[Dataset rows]
= = = =
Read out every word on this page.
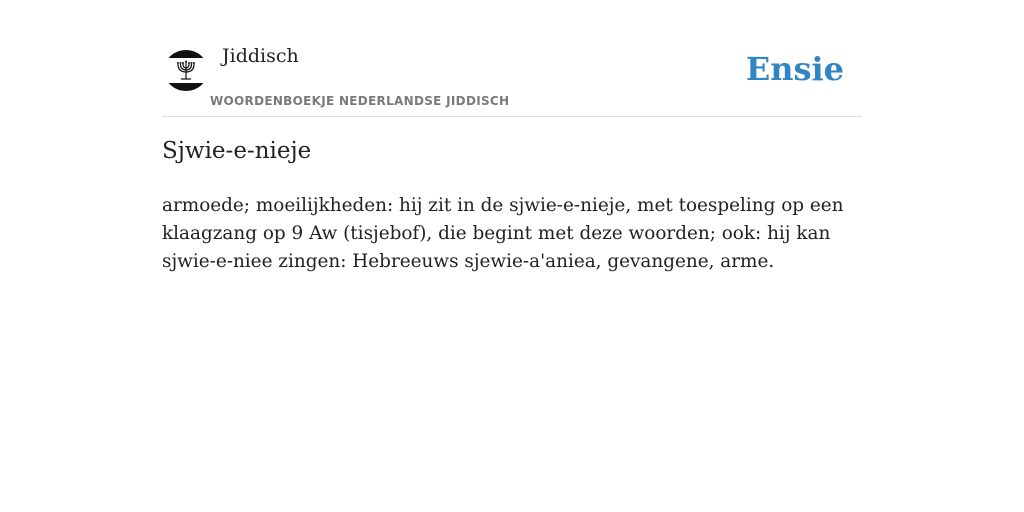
Jiddisch
WOORDENBOEKJE NEDERLANDSE JIDDISCH
Ensie
Sjwie-e-nieje

armoede; moeilijkheden: hij zit in de sjwie-e-nieje, met toespeling op een klaagzang op 9 Aw (tisjebof), die begint met deze woorden; ook: hij kan sjwie-e-niee zingen: Hebreeuws sjewie-a'aniea, gevangene, arme.
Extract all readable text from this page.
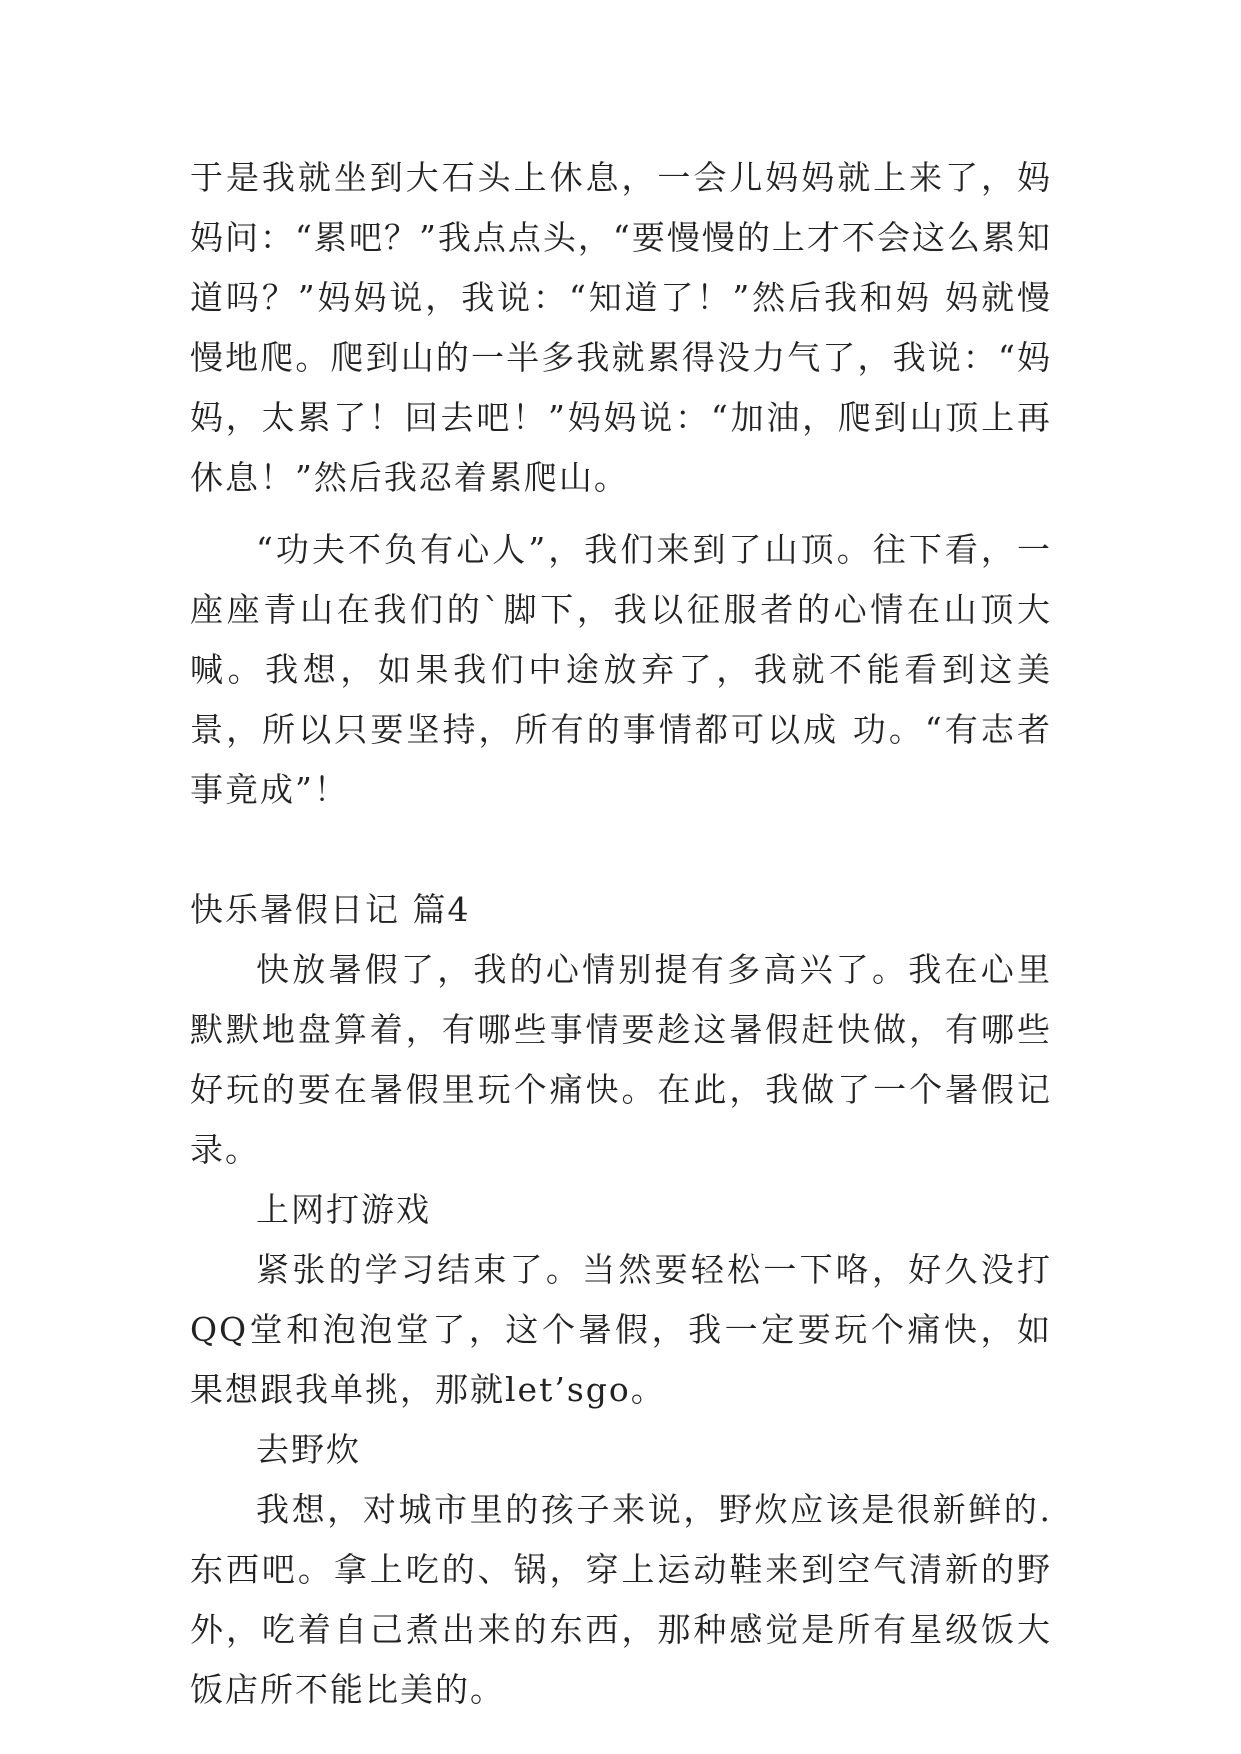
于是我就坐到大石头上休息，一会儿妈妈就上来了，妈妈问：“累吧？”我点点头，“要慢慢的上才不会这么累知道吗？”妈妈说，我说：“知道了！”然后我和妈 妈就慢慢地爬。爬到山的一半多我就累得没力气了，我说：“妈妈，太累了！回去吧！”妈妈说：“加油，爬到山顶上再休息！”然后我忍着累爬山。

“功夫不负有心人”，我们来到了山顶。往下看，一座座青山在我们的`脚下，我以征服者的心情在山顶大喊。我想，如果我们中途放弃了，我就不能看到这美景，所以只要坚持，所有的事情都可以成 功。“有志者事竟成”！

快乐暑假日记 篇4

快放暑假了，我的心情别提有多高兴了。我在心里默默地盘算着，有哪些事情要趁这暑假赶快做，有哪些好玩的要在暑假里玩个痛快。在此，我做了一个暑假记录。

上网打游戏

紧张的学习结束了。当然要轻松一下咯，好久没打QQ堂和泡泡堂了，这个暑假，我一定要玩个痛快，如果想跟我单挑，那就let’sgo。

去野炊

我想，对城市里的孩子来说，野炊应该是很新鲜的.东西吧。拿上吃的、锅，穿上运动鞋来到空气清新的野外，吃着自己煮出来的东西，那种感觉是所有星级饭大饭店所不能比美的。
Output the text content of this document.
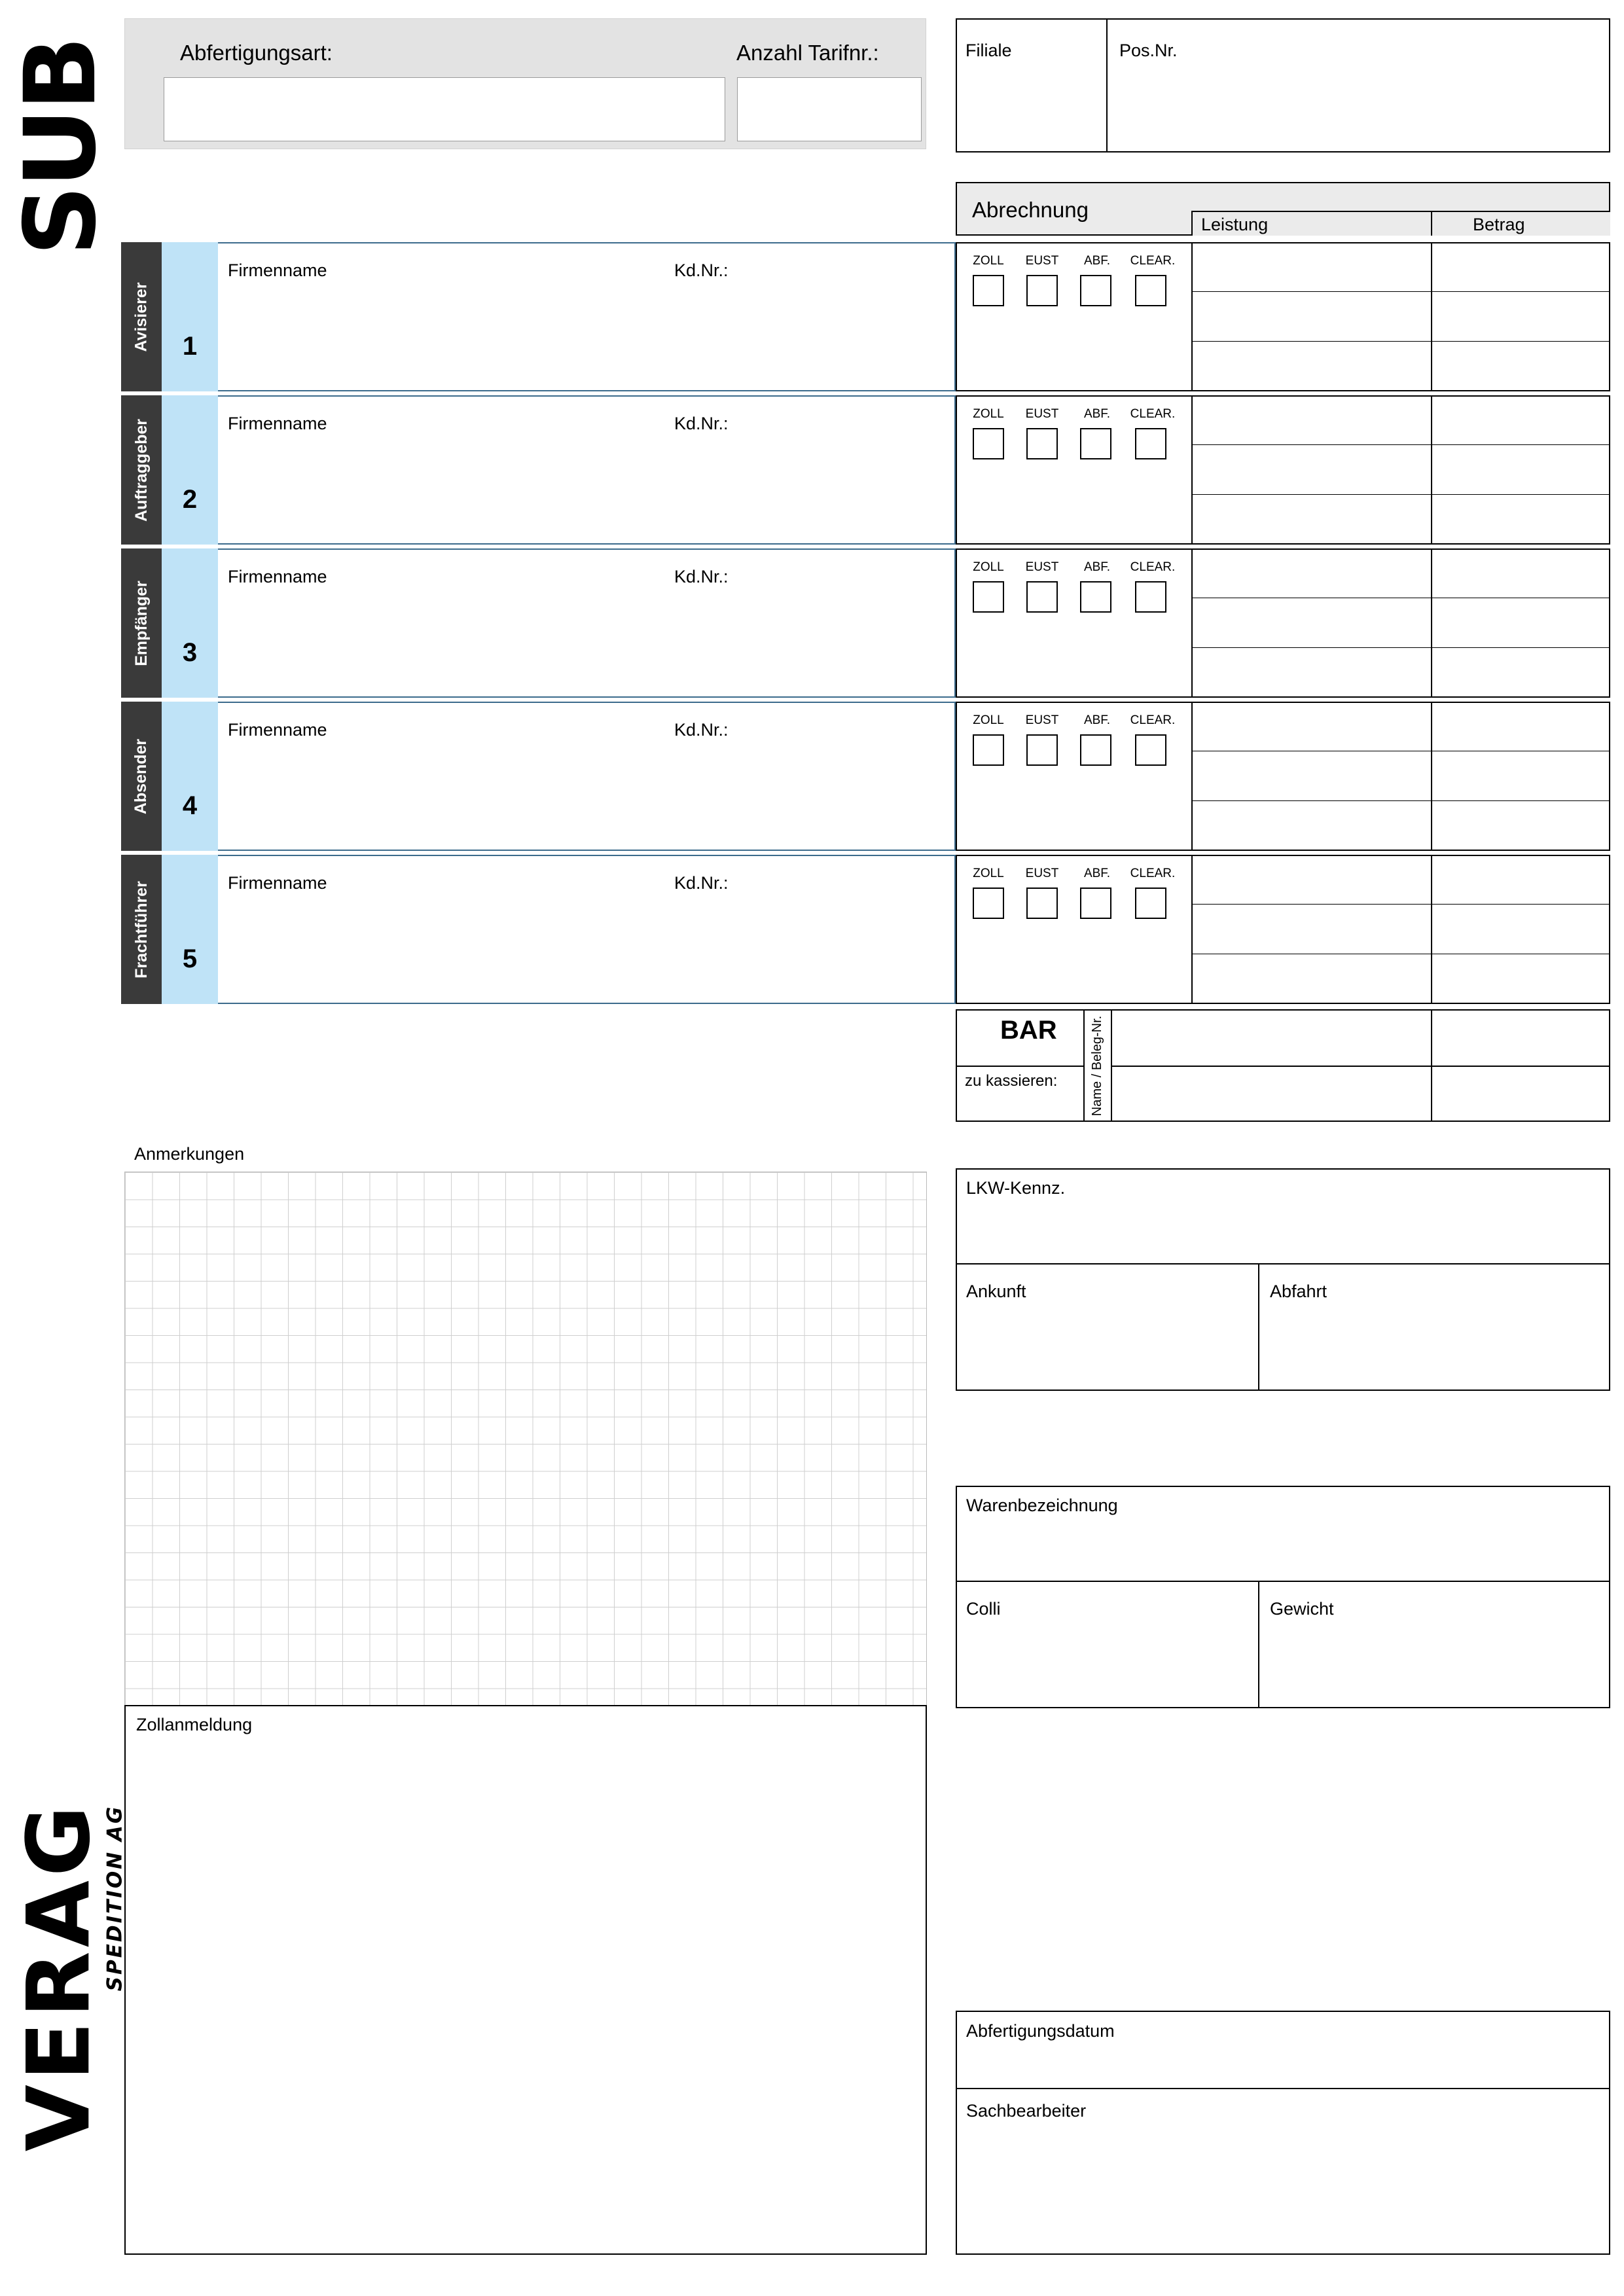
SUB	Abfertigungsart:	Anzahl Tarifnr.:	Filiale	Pos.Nr.
Abrechnung
Leistung	Betrag
Avisierer	1
Firmenname	Kd.Nr.:
Auftraggeber	2
Firmenname	Kd.Nr.:
Empfänger	3
Firmenname	Kd.Nr.:
Absender	4
Firmenname	Kd.Nr.:
Frachtführer	5
Firmenname	Kd.Nr.:
ZOLL	EUST	ABF.	CLEAR.
ZOLL	EUST	ABF.	CLEAR.
ZOLL	EUST	ABF.	CLEAR.
ZOLL	EUST	ABF.	CLEAR.
ZOLL	EUST	ABF.	CLEAR.
BAR
zu kassieren:	Name / Beleg-Nr.
Anmerkungen
Zollanmeldung
LKW-Kennz.
Ankunft	Abfahrt
Warenbezeichnung
Colli	Gewicht
Abfertigungsdatum
Sachbearbeiter
VERAG
SPEDITION AG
= = = =
**OBJECTIVE**
What do the lines above say from the line containing "Output the text content of this document." through the last line? Quote them exactly, both ends included, and leave out the pictures.

**RESULT**
Output the text content of this document.
SUB	Abfertigungsart:	Anzahl Tarifnr.:	Filiale	Pos.Nr.
Abrechnung
Leistung	Betrag
Avisierer	1
Firmenname	Kd.Nr.:
Auftraggeber	2
Firmenname	Kd.Nr.:
Empfänger	3
Firmenname	Kd.Nr.:
Absender	4
Firmenname	Kd.Nr.:
Frachtführer	5
Firmenname	Kd.Nr.:
ZOLL	EUST	ABF.	CLEAR.
ZOLL	EUST	ABF.	CLEAR.
ZOLL	EUST	ABF.	CLEAR.
ZOLL	EUST	ABF.	CLEAR.
ZOLL	EUST	ABF.	CLEAR.
BAR
zu kassieren:	Name / Beleg-Nr.
Anmerkungen
Zollanmeldung
LKW-Kennz.
Ankunft	Abfahrt
Warenbezeichnung
Colli	Gewicht
Abfertigungsdatum
Sachbearbeiter
VERAG
SPEDITION AG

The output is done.